──────── EXERCISE MATERIALS ────────
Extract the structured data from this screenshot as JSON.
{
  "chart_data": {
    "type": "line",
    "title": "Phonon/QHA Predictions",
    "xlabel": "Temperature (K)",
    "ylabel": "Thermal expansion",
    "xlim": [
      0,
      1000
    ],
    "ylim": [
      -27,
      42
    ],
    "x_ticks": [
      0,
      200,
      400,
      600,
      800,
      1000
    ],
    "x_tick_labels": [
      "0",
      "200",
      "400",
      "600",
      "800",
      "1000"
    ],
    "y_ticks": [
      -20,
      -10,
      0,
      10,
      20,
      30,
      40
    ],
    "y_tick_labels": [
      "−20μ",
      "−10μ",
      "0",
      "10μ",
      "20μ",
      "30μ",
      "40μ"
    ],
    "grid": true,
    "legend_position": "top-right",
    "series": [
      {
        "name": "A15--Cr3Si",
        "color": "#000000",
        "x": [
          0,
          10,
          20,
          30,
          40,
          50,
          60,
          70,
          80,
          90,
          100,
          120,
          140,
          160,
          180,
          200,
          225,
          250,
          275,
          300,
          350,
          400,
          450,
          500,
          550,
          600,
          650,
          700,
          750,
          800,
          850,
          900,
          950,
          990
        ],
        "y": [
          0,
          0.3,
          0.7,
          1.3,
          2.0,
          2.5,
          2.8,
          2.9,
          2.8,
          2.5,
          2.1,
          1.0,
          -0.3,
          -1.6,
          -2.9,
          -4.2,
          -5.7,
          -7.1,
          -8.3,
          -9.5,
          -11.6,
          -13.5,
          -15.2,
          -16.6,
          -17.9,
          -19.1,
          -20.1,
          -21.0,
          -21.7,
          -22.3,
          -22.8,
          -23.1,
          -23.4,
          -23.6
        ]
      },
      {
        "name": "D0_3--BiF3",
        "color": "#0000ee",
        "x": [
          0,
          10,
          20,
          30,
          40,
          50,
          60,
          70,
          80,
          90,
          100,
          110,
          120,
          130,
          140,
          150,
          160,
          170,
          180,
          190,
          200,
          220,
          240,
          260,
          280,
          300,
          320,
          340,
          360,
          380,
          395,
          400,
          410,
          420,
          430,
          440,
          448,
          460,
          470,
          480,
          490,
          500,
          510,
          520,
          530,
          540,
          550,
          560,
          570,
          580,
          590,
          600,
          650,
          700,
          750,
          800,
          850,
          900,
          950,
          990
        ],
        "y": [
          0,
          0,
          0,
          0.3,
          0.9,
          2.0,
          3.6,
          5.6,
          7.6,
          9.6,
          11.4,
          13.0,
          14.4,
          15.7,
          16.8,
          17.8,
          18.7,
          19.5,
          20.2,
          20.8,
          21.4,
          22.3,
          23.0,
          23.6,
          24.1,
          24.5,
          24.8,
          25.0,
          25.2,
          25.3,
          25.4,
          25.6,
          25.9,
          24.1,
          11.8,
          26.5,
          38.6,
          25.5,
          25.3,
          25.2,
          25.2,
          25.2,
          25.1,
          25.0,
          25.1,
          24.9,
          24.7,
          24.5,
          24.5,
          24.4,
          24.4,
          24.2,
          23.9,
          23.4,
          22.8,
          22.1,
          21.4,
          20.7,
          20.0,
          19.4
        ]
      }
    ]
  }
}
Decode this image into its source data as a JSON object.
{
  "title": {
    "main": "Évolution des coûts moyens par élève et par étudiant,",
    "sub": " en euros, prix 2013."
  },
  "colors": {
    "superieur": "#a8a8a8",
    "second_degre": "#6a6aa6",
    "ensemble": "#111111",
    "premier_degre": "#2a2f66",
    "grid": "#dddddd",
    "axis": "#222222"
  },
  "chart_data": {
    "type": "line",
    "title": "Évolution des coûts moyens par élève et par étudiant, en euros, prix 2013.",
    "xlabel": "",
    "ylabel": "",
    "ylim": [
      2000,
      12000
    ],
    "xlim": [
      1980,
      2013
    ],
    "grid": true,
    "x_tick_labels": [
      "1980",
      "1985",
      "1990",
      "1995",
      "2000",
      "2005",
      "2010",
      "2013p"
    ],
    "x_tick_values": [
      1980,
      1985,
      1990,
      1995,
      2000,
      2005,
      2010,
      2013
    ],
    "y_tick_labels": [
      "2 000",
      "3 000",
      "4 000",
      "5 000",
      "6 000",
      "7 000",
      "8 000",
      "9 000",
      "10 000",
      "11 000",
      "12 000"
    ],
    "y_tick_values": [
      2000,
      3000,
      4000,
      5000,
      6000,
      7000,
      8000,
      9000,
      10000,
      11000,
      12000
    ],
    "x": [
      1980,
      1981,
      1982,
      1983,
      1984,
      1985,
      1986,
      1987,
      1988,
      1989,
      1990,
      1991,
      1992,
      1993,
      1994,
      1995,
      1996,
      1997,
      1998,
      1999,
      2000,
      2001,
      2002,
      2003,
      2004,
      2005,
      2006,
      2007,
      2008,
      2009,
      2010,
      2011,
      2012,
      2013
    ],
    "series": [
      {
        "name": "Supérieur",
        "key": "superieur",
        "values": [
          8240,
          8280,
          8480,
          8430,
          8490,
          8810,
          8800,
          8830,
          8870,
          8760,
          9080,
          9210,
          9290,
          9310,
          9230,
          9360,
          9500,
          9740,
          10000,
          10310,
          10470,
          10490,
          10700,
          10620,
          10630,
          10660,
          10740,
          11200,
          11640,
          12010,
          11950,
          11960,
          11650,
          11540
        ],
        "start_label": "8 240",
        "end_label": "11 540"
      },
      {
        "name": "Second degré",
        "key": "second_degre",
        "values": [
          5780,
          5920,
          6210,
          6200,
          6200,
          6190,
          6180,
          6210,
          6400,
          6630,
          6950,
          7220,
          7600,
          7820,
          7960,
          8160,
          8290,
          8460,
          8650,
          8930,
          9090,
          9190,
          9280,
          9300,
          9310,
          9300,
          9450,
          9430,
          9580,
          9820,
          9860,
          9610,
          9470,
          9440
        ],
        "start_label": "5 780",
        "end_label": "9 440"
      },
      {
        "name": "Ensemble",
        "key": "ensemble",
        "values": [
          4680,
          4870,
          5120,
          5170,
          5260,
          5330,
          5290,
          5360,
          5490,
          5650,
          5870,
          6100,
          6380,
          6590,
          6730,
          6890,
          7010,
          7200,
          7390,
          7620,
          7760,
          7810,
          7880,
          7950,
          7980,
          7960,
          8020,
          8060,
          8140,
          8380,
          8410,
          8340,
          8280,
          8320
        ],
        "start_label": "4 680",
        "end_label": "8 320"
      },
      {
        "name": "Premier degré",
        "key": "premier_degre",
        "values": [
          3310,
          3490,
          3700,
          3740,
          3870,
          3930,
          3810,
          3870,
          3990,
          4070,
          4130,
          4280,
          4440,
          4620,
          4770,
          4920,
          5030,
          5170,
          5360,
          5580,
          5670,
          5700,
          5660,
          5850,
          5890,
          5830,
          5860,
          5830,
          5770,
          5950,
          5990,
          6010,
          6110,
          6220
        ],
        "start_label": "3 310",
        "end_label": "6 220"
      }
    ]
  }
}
────────
TO DO: Count the lines that hold the string "moyens", and reply with that number alone.

RESULT OF THIS EXERCISE: 2